::: RECORDED INFORMATION
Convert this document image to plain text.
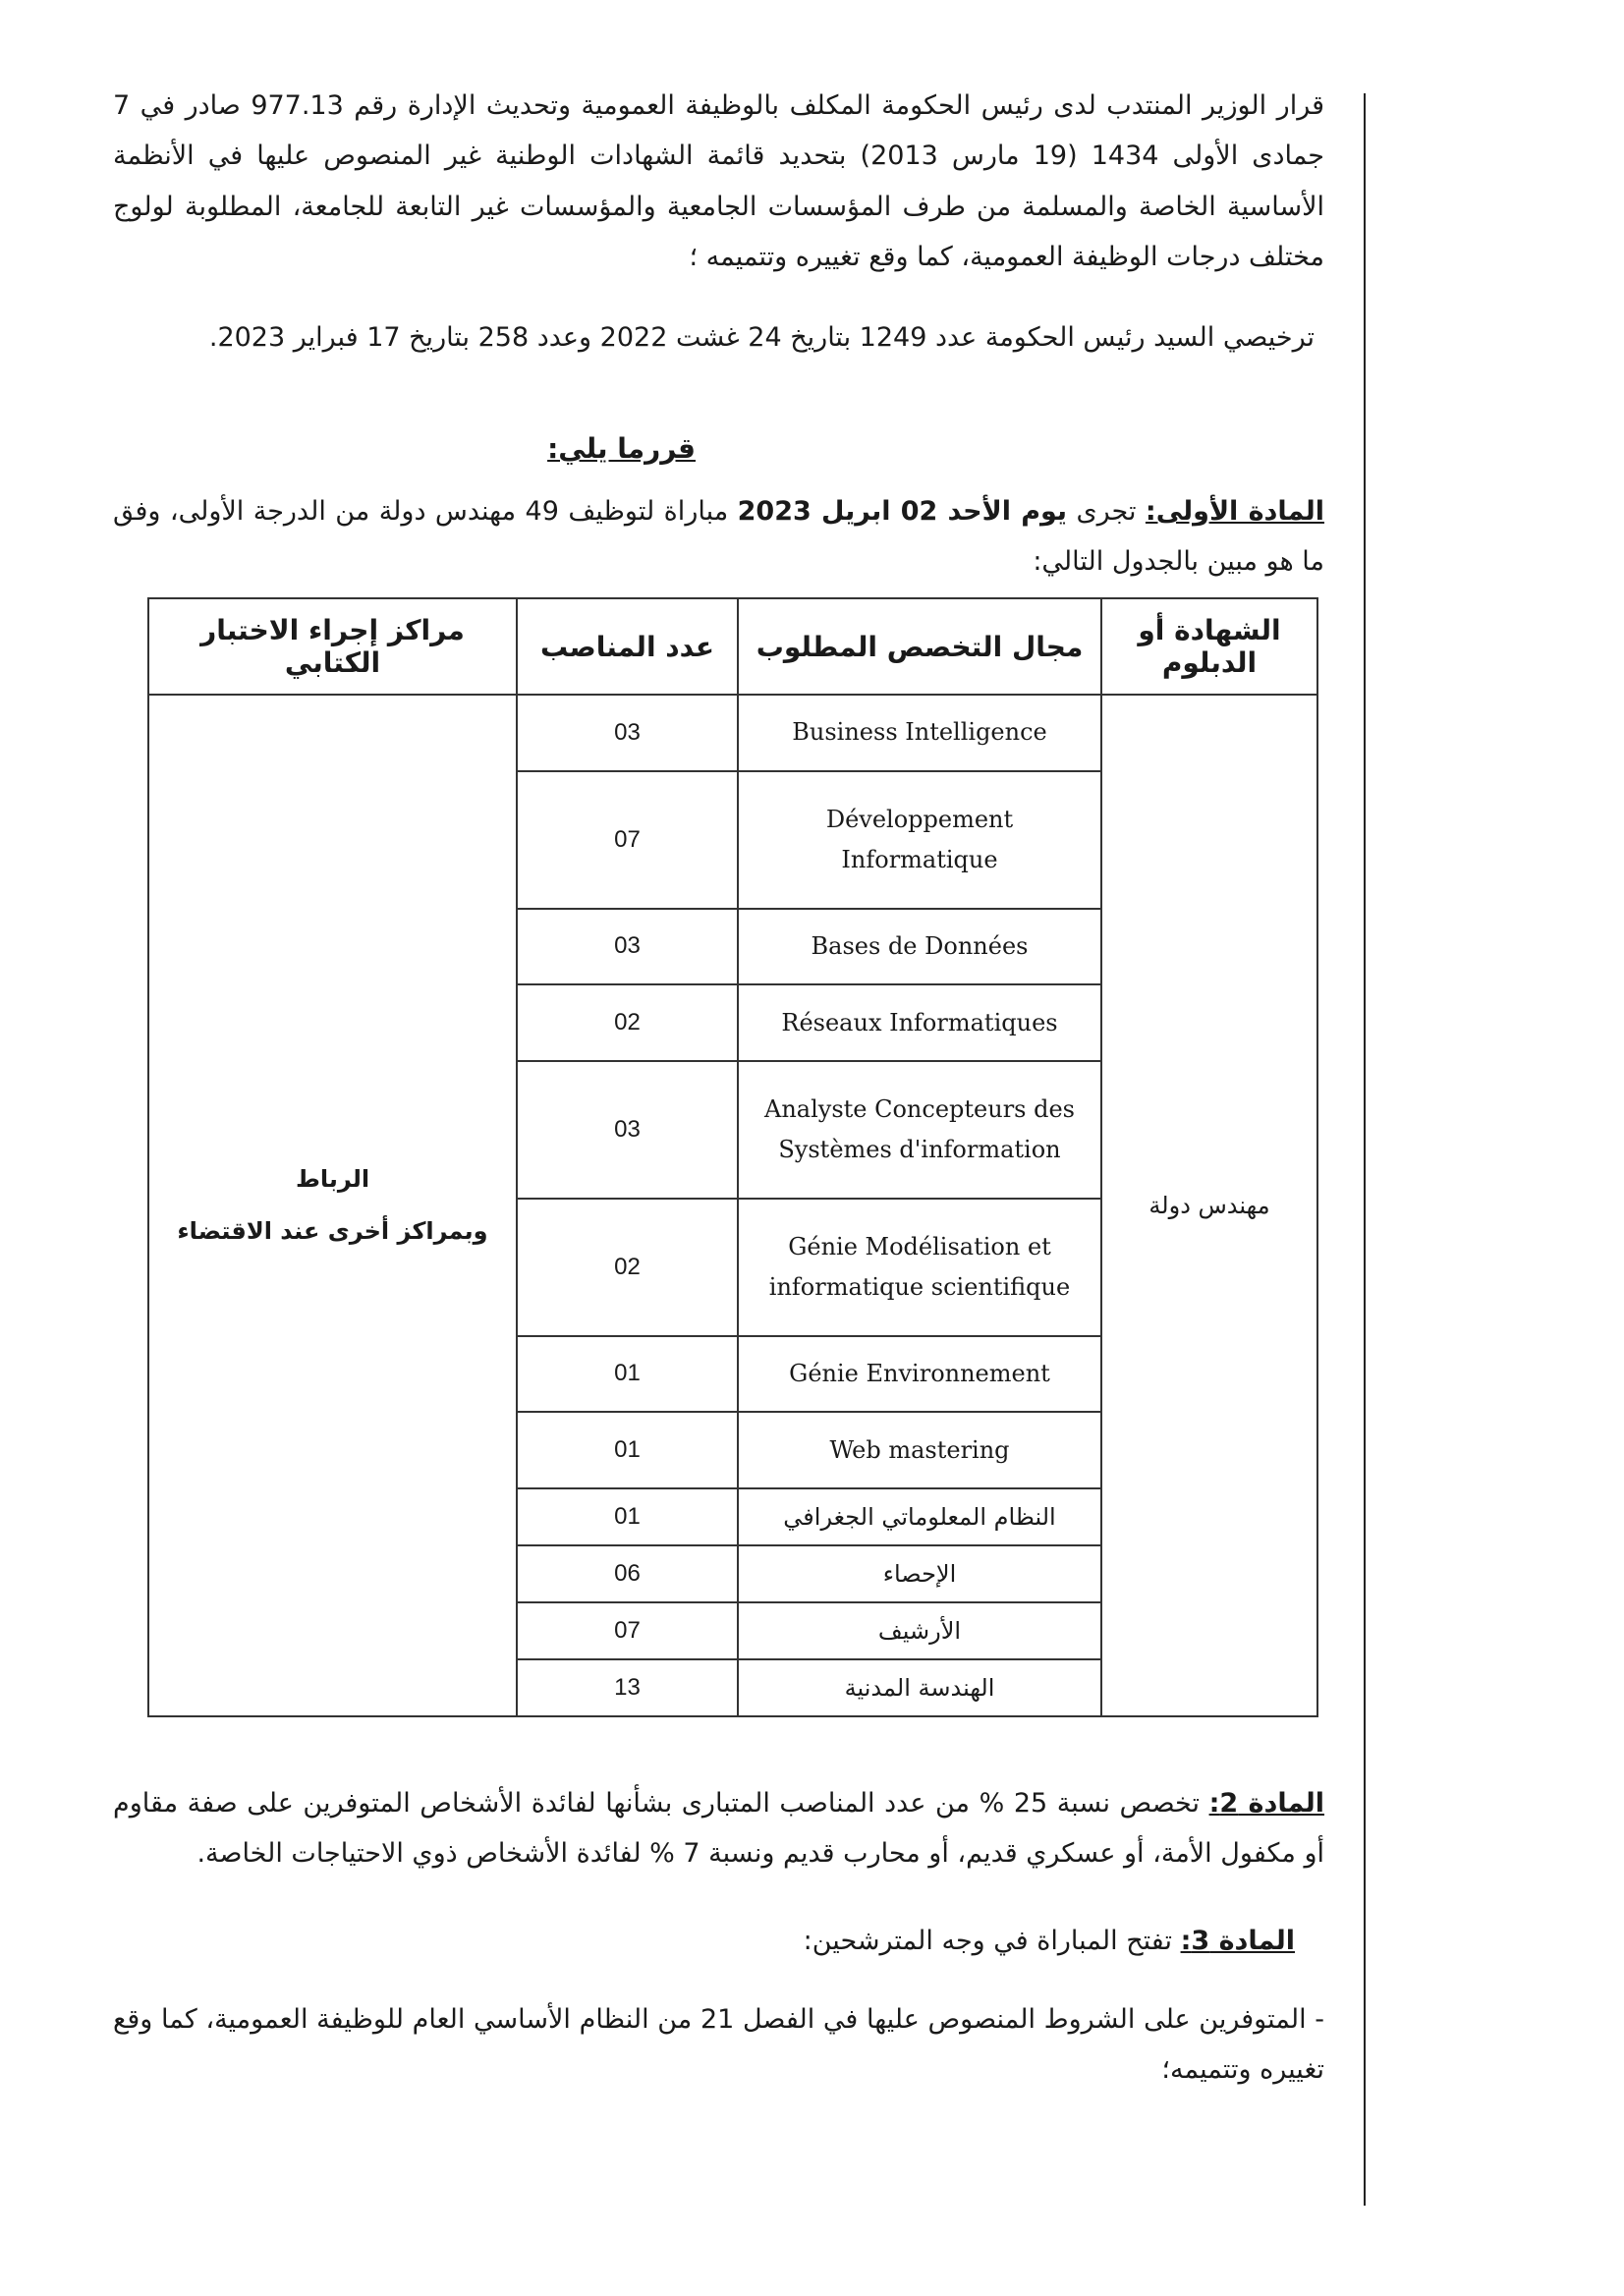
قرار الوزير المنتدب لدى رئيس الحكومة المكلف بالوظيفة العمومية وتحديث الإدارة رقم 977.13 صادر في 7 جمادى الأولى 1434 (19 مارس 2013) بتحديد قائمة الشهادات الوطنية غير المنصوص عليها في الأنظمة الأساسية الخاصة والمسلمة من طرف المؤسسات الجامعية والمؤسسات غير التابعة للجامعة، المطلوبة لولوج مختلف درجات الوظيفة العمومية، كما وقع تغييره وتتميمه ؛

ترخيصي السيد رئيس الحكومة عدد 1249 بتاريخ 24 غشت 2022 وعدد 258 بتاريخ 17 فبراير 2023.

قررما يلي:

المادة الأولى: تجرى يوم الأحد 02 ابريل 2023 مباراة لتوظيف 49 مهندس دولة من الدرجة الأولى، وفق ما هو مبين بالجدول التالي:

الشهادة أو الدبلوم	مجال التخصص المطلوب	عدد المناصب	مراكز إجراء الاختبار الكتابي
مهندس دولة	Business Intelligence	03	الرباط
وبمراكز أخرى عند الاقتضاء

	Développement Informatique	07	
	Bases de Données	03	
	Réseaux Informatiques	02	
	Analyste Concepteurs des Systèmes d'information	03	
	Génie Modélisation et informatique scientifique	02	
	Génie Environnement	01	
	Web mastering	01	
	النظام المعلوماتي الجغرافي	01	
	الإحصاء	06	
	الأرشيف	07	
	الهندسة المدنية	13	

المادة 2: تخصص نسبة 25 % من عدد المناصب المتبارى بشأنها لفائدة الأشخاص المتوفرين على صفة مقاوم أو مكفول الأمة، أو عسكري قديم، أو محارب قديم ونسبة 7 % لفائدة الأشخاص ذوي الاحتياجات الخاصة.

المادة 3: تفتح المباراة في وجه المترشحين:

- المتوفرين على الشروط المنصوص عليها في الفصل 21 من النظام الأساسي العام للوظيفة العمومية، كما وقع تغييره وتتميمه؛
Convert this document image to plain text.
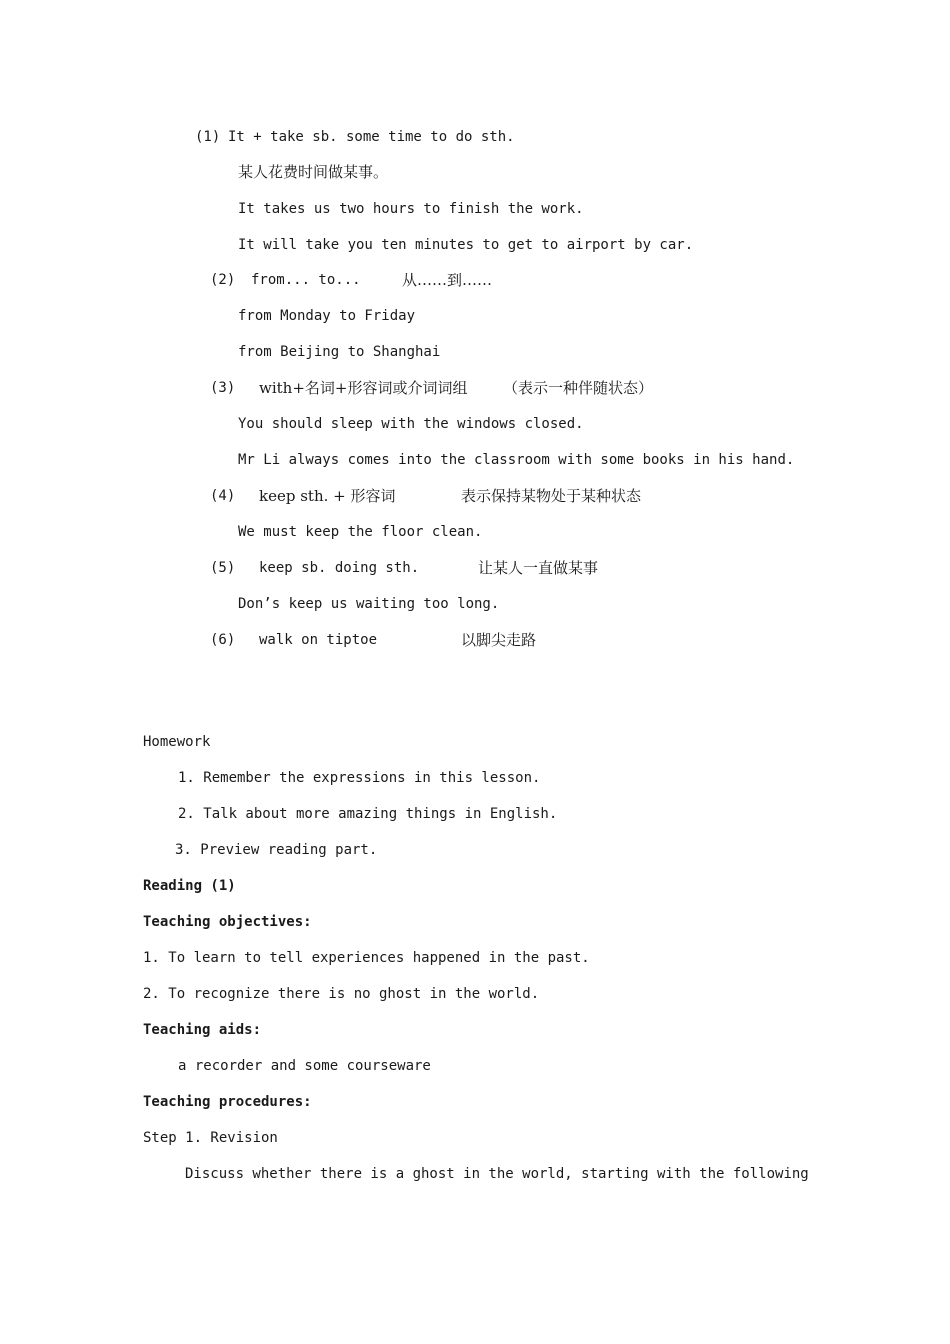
(1) It + take sb. some time to do sth.
某人花费时间做某事。
It takes us two hours to finish the work.
It will take you ten minutes to get to airport by car.
(2) from... to...	从……到……
from Monday to Friday
from Beijing to Shanghai
(3) with+名词+形容词或介词词组 （表示一种伴随状态）
You should sleep with the windows closed.
Mr Li always comes into the classroom with some books in his hand.
(4) keep sth. + 形容词	表示保持某物处于某种状态
We must keep the floor clean.
(5) keep sb. doing sth.	让某人一直做某事
Don’s keep us waiting too long.
(6) walk on tiptoe	以脚尖走路
Homework
1. Remember the expressions in this lesson.
2. Talk about more amazing things in English.
3. Preview reading part.
Reading (1)
Teaching objectives:
1. To learn to tell experiences happened in the past.
2. To recognize there is no ghost in the world.
Teaching aids:
a recorder and some courseware
Teaching procedures:
Step 1. Revision
Discuss whether there is a ghost in the world, starting with the following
::::::
Select every line in the material above where the string "عليها" occurs, and copy it.

# IN RESPONSE
قرار الوزير المنتدب لدى رئيس الحكومة المكلف بالوظيفة العمومية وتحديث الإدارة رقم 977.13 صادر في 7 جمادى الأولى 1434 (19 مارس 2013) بتحديد قائمة الشهادات الوطنية غير المنصوص عليها في الأنظمة الأساسية الخاصة والمسلمة من طرف المؤسسات الجامعية والمؤسسات غير التابعة للجامعة، المطلوبة لولوج مختلف درجات الوظيفة العمومية، كما وقع تغييره وتتميمه ؛
- المتوفرين على الشروط المنصوص عليها في الفصل 21 من النظام الأساسي العام للوظيفة العمومية، كما وقع تغييره وتتميمه؛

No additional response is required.